Data entries:
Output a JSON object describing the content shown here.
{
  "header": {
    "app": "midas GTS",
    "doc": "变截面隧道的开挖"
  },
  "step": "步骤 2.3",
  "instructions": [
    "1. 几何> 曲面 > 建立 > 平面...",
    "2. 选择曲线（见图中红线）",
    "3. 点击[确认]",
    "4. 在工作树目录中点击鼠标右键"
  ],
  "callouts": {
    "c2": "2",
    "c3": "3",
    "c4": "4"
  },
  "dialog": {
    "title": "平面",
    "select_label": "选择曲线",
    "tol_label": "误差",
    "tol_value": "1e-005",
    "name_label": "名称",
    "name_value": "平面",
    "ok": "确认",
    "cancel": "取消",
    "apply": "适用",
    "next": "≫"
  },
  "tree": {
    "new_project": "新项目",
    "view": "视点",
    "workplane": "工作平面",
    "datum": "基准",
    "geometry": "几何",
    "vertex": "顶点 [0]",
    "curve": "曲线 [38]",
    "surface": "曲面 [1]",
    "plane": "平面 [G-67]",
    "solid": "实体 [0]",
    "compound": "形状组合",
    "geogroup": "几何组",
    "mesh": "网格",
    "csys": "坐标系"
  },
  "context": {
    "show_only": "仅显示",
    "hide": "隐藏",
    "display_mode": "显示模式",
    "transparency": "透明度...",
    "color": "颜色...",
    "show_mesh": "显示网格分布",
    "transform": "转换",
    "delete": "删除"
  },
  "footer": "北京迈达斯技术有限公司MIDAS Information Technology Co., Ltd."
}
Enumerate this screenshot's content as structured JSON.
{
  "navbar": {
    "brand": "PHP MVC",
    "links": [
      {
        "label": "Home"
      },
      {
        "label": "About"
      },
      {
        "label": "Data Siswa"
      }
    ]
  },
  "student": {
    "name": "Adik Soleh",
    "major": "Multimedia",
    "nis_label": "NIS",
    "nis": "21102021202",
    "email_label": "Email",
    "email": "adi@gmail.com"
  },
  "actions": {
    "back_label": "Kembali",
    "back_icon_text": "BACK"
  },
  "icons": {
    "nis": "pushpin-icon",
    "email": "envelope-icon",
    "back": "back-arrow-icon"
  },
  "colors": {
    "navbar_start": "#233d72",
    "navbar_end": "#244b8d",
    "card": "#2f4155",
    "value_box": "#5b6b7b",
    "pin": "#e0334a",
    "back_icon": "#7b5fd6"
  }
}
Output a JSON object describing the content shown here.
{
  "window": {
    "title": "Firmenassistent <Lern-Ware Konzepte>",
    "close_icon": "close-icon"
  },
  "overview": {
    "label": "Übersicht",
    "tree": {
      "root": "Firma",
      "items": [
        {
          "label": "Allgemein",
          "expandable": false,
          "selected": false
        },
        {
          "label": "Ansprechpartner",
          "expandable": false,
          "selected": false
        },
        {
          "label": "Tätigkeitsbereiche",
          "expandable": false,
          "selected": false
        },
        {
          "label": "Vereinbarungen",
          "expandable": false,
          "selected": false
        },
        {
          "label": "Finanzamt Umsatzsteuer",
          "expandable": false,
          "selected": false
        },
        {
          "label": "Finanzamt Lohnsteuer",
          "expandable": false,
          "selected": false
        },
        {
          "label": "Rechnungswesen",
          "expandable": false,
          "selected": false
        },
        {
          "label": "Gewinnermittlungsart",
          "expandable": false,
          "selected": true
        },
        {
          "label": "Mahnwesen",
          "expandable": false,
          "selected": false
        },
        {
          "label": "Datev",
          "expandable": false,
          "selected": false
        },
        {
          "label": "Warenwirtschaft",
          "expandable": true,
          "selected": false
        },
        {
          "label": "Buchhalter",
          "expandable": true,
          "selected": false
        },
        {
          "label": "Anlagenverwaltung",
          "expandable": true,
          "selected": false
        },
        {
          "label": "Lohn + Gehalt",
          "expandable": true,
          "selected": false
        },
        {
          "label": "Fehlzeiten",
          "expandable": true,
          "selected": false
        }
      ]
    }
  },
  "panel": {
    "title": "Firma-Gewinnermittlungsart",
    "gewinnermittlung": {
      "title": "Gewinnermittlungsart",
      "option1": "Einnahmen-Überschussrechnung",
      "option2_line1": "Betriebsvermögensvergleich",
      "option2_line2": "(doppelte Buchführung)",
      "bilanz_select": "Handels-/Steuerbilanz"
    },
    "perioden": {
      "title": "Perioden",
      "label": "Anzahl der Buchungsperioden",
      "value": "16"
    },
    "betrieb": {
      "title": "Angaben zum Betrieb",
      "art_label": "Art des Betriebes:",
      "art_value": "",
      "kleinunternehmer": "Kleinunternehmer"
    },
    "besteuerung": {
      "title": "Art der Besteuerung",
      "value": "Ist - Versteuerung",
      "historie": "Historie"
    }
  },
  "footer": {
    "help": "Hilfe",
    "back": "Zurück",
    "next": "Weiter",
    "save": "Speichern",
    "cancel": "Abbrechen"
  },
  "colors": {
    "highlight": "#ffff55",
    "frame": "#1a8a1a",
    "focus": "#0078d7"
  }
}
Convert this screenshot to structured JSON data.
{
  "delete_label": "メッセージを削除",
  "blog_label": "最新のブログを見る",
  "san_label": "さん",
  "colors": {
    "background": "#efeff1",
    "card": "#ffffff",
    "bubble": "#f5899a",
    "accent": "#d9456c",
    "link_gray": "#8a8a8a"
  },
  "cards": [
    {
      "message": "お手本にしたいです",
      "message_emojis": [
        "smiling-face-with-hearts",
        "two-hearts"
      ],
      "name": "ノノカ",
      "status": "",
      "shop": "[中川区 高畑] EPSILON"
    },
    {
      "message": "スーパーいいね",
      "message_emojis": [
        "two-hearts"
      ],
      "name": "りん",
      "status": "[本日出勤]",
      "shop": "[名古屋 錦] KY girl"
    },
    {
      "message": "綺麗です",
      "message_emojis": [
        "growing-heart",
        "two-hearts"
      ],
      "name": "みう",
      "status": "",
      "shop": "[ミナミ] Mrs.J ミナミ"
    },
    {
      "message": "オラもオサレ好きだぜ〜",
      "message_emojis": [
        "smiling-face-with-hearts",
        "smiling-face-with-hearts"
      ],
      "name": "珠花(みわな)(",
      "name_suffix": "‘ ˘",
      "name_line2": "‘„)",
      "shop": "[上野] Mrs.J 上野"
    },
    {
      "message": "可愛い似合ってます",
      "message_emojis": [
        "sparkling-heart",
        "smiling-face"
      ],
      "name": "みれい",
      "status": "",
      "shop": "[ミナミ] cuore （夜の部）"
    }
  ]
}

--- PROBLEM DESCRIPTION ---
Each line with the string "shop" in it needs to be found and copied.

--- COMPLETE OUTPUT ---
      "shop": "[中川区 高畑] EPSILON"
      "shop": "[名古屋 錦] KY girl"
      "shop": "[ミナミ] Mrs.J ミナミ"
      "shop": "[上野] Mrs.J 上野"
      "shop": "[ミナミ] cuore （夜の部）"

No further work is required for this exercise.